Determine which lines of the records include the word "hazards", and copy them.

--- START OF Provided data ---

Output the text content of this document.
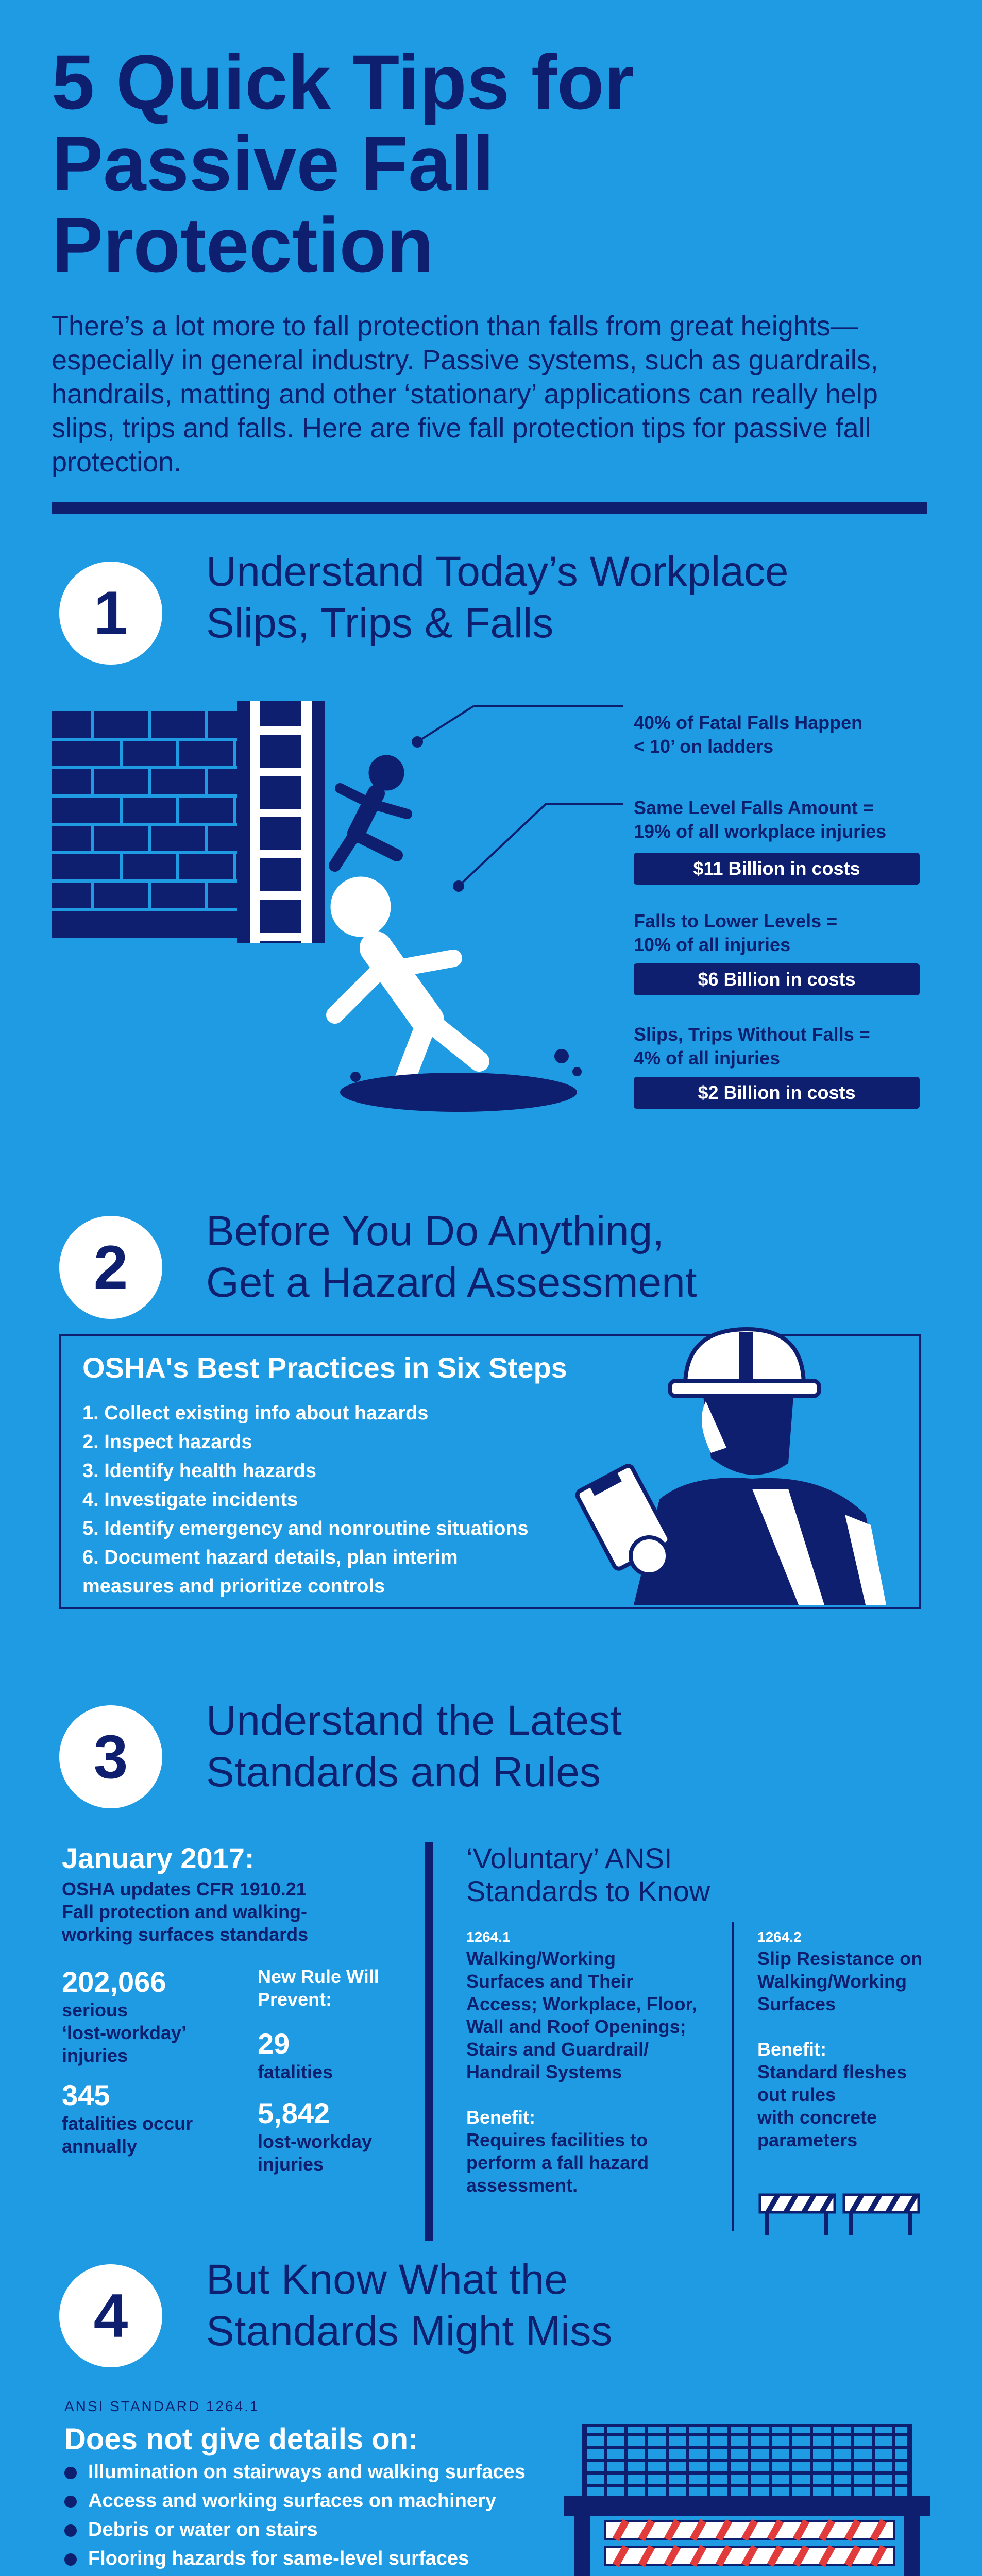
5 Quick Tips for Passive Fall Protection
There’s a lot more to fall protection than falls from great heights—especially in general industry. Passive systems, such as guardrails, handrails, matting and other ‘stationary’ applications can really help slips, trips and falls. Here are five fall protection tips for passive fall protection.
1
Understand Today’s Workplace
Slips, Trips & Falls
40% of Fatal Falls Happen
< 10’ on ladders
Same Level Falls Amount =
19% of all workplace injuries
$11 Billion in costs
Falls to Lower Levels =
10% of all injuries
$6 Billion in costs
Slips, Trips Without Falls =
4% of all injuries
$2 Billion in costs
2
Before You Do Anything,
Get a Hazard Assessment
OSHA's Best Practices in Six Steps
1. Collect existing info about hazards
2. Inspect hazards
3. Identify health hazards
4. Investigate incidents
5. Identify emergency and nonroutine situations
6. Document hazard details, plan interim
measures and prioritize controls
3
Understand the Latest
Standards and Rules
January 2017:
OSHA updates CFR 1910.21
Fall protection and walking-
working surfaces standards
202,066
serious
‘lost-workday’
injuries
345
fatalities occur
annually
New Rule Will
Prevent:
29
fatalities
5,842
lost-workday
injuries
‘Voluntary’ ANSI
Standards to Know
1264.1
Walking/Working
Surfaces and Their
Access; Workplace, Floor,
Wall and Roof Openings;
Stairs and Guardrail/
Handrail Systems
Benefit:
Requires facilities to
perform a fall hazard
assessment.
1264.2
Slip Resistance on
Walking/Working
Surfaces
Benefit:
Standard fleshes
out rules
with concrete
parameters
4
But Know What the
Standards Might Miss
ANSI STANDARD 1264.1
Does not give details on:
Illumination on stairways and walking surfaces
Access and working surfaces on machinery
Debris or water on stairs
Flooring hazards for same-level surfaces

--- END OF Provided data ---

Solution →
1. Collect existing info about hazards
2. Inspect hazards
3. Identify health hazards
Flooring hazards for same-level surfaces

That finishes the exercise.